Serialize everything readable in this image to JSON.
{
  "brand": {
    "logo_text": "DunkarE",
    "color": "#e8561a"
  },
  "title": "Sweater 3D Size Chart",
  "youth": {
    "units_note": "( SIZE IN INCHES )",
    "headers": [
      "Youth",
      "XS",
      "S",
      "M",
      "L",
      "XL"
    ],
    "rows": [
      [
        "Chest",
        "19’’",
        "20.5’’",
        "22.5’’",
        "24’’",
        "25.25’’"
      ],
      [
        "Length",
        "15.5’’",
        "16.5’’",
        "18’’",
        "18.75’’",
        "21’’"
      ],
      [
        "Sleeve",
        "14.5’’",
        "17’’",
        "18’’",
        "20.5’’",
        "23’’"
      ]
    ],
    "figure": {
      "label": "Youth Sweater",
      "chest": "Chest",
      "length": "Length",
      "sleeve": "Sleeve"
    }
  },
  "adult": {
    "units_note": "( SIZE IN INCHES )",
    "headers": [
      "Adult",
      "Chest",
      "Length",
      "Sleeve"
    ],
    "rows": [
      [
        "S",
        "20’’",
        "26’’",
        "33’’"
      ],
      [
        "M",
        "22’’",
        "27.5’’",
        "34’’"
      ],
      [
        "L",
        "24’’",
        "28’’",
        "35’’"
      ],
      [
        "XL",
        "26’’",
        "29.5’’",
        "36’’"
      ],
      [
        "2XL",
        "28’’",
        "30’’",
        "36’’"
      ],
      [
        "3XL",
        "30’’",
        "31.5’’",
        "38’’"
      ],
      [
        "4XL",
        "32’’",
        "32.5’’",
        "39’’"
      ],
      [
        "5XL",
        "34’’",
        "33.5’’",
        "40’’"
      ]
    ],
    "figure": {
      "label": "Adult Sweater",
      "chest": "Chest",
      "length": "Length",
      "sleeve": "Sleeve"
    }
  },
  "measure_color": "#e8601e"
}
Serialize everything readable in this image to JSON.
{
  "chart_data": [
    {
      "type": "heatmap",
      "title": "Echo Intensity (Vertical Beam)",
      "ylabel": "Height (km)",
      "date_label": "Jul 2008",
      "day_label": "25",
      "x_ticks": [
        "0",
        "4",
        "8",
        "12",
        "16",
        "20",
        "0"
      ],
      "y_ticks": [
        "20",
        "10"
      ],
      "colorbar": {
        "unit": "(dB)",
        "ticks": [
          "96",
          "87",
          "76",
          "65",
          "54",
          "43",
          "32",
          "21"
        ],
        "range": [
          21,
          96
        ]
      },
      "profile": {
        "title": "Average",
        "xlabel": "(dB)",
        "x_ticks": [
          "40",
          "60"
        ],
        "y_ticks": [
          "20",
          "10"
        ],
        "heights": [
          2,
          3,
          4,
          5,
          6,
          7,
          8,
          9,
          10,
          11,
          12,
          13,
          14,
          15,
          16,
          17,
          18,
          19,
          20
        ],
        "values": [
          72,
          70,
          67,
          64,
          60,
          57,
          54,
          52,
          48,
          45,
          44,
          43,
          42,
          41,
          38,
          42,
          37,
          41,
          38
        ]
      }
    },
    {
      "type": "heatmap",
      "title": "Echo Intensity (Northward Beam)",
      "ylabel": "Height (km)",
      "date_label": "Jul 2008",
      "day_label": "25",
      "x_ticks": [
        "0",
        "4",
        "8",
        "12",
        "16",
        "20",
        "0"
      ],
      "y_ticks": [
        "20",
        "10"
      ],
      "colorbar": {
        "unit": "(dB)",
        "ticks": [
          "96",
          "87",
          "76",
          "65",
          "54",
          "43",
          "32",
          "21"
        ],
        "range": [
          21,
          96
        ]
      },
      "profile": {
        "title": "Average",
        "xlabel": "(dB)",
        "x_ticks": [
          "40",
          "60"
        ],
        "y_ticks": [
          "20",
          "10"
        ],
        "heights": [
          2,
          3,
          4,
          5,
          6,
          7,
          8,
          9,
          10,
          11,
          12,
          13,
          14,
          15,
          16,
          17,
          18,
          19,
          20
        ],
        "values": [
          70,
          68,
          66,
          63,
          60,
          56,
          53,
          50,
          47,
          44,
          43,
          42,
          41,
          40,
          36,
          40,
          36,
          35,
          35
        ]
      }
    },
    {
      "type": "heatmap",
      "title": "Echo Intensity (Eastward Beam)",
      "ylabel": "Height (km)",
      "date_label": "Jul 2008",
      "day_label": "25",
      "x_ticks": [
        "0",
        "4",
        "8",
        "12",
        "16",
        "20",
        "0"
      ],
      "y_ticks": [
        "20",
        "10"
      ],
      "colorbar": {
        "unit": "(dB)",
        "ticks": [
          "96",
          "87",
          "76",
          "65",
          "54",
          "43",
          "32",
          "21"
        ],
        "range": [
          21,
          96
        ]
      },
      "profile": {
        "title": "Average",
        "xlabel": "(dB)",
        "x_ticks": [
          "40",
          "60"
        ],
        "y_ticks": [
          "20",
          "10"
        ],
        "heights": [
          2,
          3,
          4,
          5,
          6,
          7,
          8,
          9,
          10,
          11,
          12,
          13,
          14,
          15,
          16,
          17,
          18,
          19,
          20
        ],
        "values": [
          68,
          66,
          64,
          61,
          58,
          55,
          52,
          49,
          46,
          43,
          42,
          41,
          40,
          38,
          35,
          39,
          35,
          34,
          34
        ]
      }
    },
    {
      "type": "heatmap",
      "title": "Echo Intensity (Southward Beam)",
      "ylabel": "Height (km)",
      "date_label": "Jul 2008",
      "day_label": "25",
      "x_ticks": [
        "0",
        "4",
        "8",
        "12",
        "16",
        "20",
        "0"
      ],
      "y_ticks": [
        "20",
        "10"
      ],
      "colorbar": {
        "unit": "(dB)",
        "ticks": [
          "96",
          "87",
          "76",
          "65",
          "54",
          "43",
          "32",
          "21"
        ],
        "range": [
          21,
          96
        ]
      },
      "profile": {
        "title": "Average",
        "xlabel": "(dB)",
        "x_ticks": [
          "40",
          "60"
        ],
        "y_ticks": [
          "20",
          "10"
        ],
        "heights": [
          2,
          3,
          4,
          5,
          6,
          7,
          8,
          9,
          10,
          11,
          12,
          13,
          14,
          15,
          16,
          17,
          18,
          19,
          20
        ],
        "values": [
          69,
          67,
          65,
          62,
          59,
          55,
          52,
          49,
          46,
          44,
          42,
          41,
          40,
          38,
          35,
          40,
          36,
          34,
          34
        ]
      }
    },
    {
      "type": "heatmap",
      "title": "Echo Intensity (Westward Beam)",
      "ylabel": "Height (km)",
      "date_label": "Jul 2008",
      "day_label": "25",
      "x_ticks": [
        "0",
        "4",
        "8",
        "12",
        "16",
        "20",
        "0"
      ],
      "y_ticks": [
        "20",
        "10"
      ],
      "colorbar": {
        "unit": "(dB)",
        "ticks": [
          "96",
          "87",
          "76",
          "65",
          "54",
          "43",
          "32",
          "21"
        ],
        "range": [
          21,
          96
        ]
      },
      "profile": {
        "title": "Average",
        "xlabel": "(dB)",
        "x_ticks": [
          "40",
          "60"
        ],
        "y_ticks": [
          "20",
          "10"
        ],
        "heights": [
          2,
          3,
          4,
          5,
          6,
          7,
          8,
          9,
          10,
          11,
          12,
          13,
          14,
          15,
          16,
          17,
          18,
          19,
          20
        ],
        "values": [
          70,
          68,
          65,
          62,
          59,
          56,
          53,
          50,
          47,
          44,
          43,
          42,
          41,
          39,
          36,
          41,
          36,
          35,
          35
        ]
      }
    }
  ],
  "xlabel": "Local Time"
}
:::::
Task statement
Provide all the records again, word for word.

Problem solution
Serialize everything readable in this image to JSON.
{
  "brand": {
    "logo_text": "DunkarE",
    "color": "#e8561a"
  },
  "title": "Sweater 3D Size Chart",
  "youth": {
    "units_note": "( SIZE IN INCHES )",
    "headers": [
      "Youth",
      "XS",
      "S",
      "M",
      "L",
      "XL"
    ],
    "rows": [
      [
        "Chest",
        "19’’",
        "20.5’’",
        "22.5’’",
        "24’’",
        "25.25’’"
      ],
      [
        "Length",
        "15.5’’",
        "16.5’’",
        "18’’",
        "18.75’’",
        "21’’"
      ],
      [
        "Sleeve",
        "14.5’’",
        "17’’",
        "18’’",
        "20.5’’",
        "23’’"
      ]
    ],
    "figure": {
      "label": "Youth Sweater",
      "chest": "Chest",
      "length": "Length",
      "sleeve": "Sleeve"
    }
  },
  "adult": {
    "units_note": "( SIZE IN INCHES )",
    "headers": [
      "Adult",
      "Chest",
      "Length",
      "Sleeve"
    ],
    "rows": [
      [
        "S",
        "20’’",
        "26’’",
        "33’’"
      ],
      [
        "M",
        "22’’",
        "27.5’’",
        "34’’"
      ],
      [
        "L",
        "24’’",
        "28’’",
        "35’’"
      ],
      [
        "XL",
        "26’’",
        "29.5’’",
        "36’’"
      ],
      [
        "2XL",
        "28’’",
        "30’’",
        "36’’"
      ],
      [
        "3XL",
        "30’’",
        "31.5’’",
        "38’’"
      ],
      [
        "4XL",
        "32’’",
        "32.5’’",
        "39’’"
      ],
      [
        "5XL",
        "34’’",
        "33.5’’",
        "40’’"
      ]
    ],
    "figure": {
      "label": "Adult Sweater",
      "chest": "Chest",
      "length": "Length",
      "sleeve": "Sleeve"
    }
  },
  "measure_color": "#e8601e"
}
Serialize everything readable in this image to JSON.
{
  "chart_data": [
    {
      "type": "heatmap",
      "title": "Echo Intensity (Vertical Beam)",
      "ylabel": "Height (km)",
      "date_label": "Jul 2008",
      "day_label": "25",
      "x_ticks": [
        "0",
        "4",
        "8",
        "12",
        "16",
        "20",
        "0"
      ],
      "y_ticks": [
        "20",
        "10"
      ],
      "colorbar": {
        "unit": "(dB)",
        "ticks": [
          "96",
          "87",
          "76",
          "65",
          "54",
          "43",
          "32",
          "21"
        ],
        "range": [
          21,
          96
        ]
      },
      "profile": {
        "title": "Average",
        "xlabel": "(dB)",
        "x_ticks": [
          "40",
          "60"
        ],
        "y_ticks": [
          "20",
          "10"
        ],
        "heights": [
          2,
          3,
          4,
          5,
          6,
          7,
          8,
          9,
          10,
          11,
          12,
          13,
          14,
          15,
          16,
          17,
          18,
          19,
          20
        ],
        "values": [
          72,
          70,
          67,
          64,
          60,
          57,
          54,
          52,
          48,
          45,
          44,
          43,
          42,
          41,
          38,
          42,
          37,
          41,
          38
        ]
      }
    },
    {
      "type": "heatmap",
      "title": "Echo Intensity (Northward Beam)",
      "ylabel": "Height (km)",
      "date_label": "Jul 2008",
      "day_label": "25",
      "x_ticks": [
        "0",
        "4",
        "8",
        "12",
        "16",
        "20",
        "0"
      ],
      "y_ticks": [
        "20",
        "10"
      ],
      "colorbar": {
        "unit": "(dB)",
        "ticks": [
          "96",
          "87",
          "76",
          "65",
          "54",
          "43",
          "32",
          "21"
        ],
        "range": [
          21,
          96
        ]
      },
      "profile": {
        "title": "Average",
        "xlabel": "(dB)",
        "x_ticks": [
          "40",
          "60"
        ],
        "y_ticks": [
          "20",
          "10"
        ],
        "heights": [
          2,
          3,
          4,
          5,
          6,
          7,
          8,
          9,
          10,
          11,
          12,
          13,
          14,
          15,
          16,
          17,
          18,
          19,
          20
        ],
        "values": [
          70,
          68,
          66,
          63,
          60,
          56,
          53,
          50,
          47,
          44,
          43,
          42,
          41,
          40,
          36,
          40,
          36,
          35,
          35
        ]
      }
    },
    {
      "type": "heatmap",
      "title": "Echo Intensity (Eastward Beam)",
      "ylabel": "Height (km)",
      "date_label": "Jul 2008",
      "day_label": "25",
      "x_ticks": [
        "0",
        "4",
        "8",
        "12",
        "16",
        "20",
        "0"
      ],
      "y_ticks": [
        "20",
        "10"
      ],
      "colorbar": {
        "unit": "(dB)",
        "ticks": [
          "96",
          "87",
          "76",
          "65",
          "54",
          "43",
          "32",
          "21"
        ],
        "range": [
          21,
          96
        ]
      },
      "profile": {
        "title": "Average",
        "xlabel": "(dB)",
        "x_ticks": [
          "40",
          "60"
        ],
        "y_ticks": [
          "20",
          "10"
        ],
        "heights": [
          2,
          3,
          4,
          5,
          6,
          7,
          8,
          9,
          10,
          11,
          12,
          13,
          14,
          15,
          16,
          17,
          18,
          19,
          20
        ],
        "values": [
          68,
          66,
          64,
          61,
          58,
          55,
          52,
          49,
          46,
          43,
          42,
          41,
          40,
          38,
          35,
          39,
          35,
          34,
          34
        ]
      }
    },
    {
      "type": "heatmap",
      "title": "Echo Intensity (Southward Beam)",
      "ylabel": "Height (km)",
      "date_label": "Jul 2008",
      "day_label": "25",
      "x_ticks": [
        "0",
        "4",
        "8",
        "12",
        "16",
        "20",
        "0"
      ],
      "y_ticks": [
        "20",
        "10"
      ],
      "colorbar": {
        "unit": "(dB)",
        "ticks": [
          "96",
          "87",
          "76",
          "65",
          "54",
          "43",
          "32",
          "21"
        ],
        "range": [
          21,
          96
        ]
      },
      "profile": {
        "title": "Average",
        "xlabel": "(dB)",
        "x_ticks": [
          "40",
          "60"
        ],
        "y_ticks": [
          "20",
          "10"
        ],
        "heights": [
          2,
          3,
          4,
          5,
          6,
          7,
          8,
          9,
          10,
          11,
          12,
          13,
          14,
          15,
          16,
          17,
          18,
          19,
          20
        ],
        "values": [
          69,
          67,
          65,
          62,
          59,
          55,
          52,
          49,
          46,
          44,
          42,
          41,
          40,
          38,
          35,
          40,
          36,
          34,
          34
        ]
      }
    },
    {
      "type": "heatmap",
      "title": "Echo Intensity (Westward Beam)",
      "ylabel": "Height (km)",
      "date_label": "Jul 2008",
      "day_label": "25",
      "x_ticks": [
        "0",
        "4",
        "8",
        "12",
        "16",
        "20",
        "0"
      ],
      "y_ticks": [
        "20",
        "10"
      ],
      "colorbar": {
        "unit": "(dB)",
        "ticks": [
          "96",
          "87",
          "76",
          "65",
          "54",
          "43",
          "32",
          "21"
        ],
        "range": [
          21,
          96
        ]
      },
      "profile": {
        "title": "Average",
        "xlabel": "(dB)",
        "x_ticks": [
          "40",
          "60"
        ],
        "y_ticks": [
          "20",
          "10"
        ],
        "heights": [
          2,
          3,
          4,
          5,
          6,
          7,
          8,
          9,
          10,
          11,
          12,
          13,
          14,
          15,
          16,
          17,
          18,
          19,
          20
        ],
        "values": [
          70,
          68,
          65,
          62,
          59,
          56,
          53,
          50,
          47,
          44,
          43,
          42,
          41,
          39,
          36,
          41,
          36,
          35,
          35
        ]
      }
    }
  ],
  "xlabel": "Local Time"
}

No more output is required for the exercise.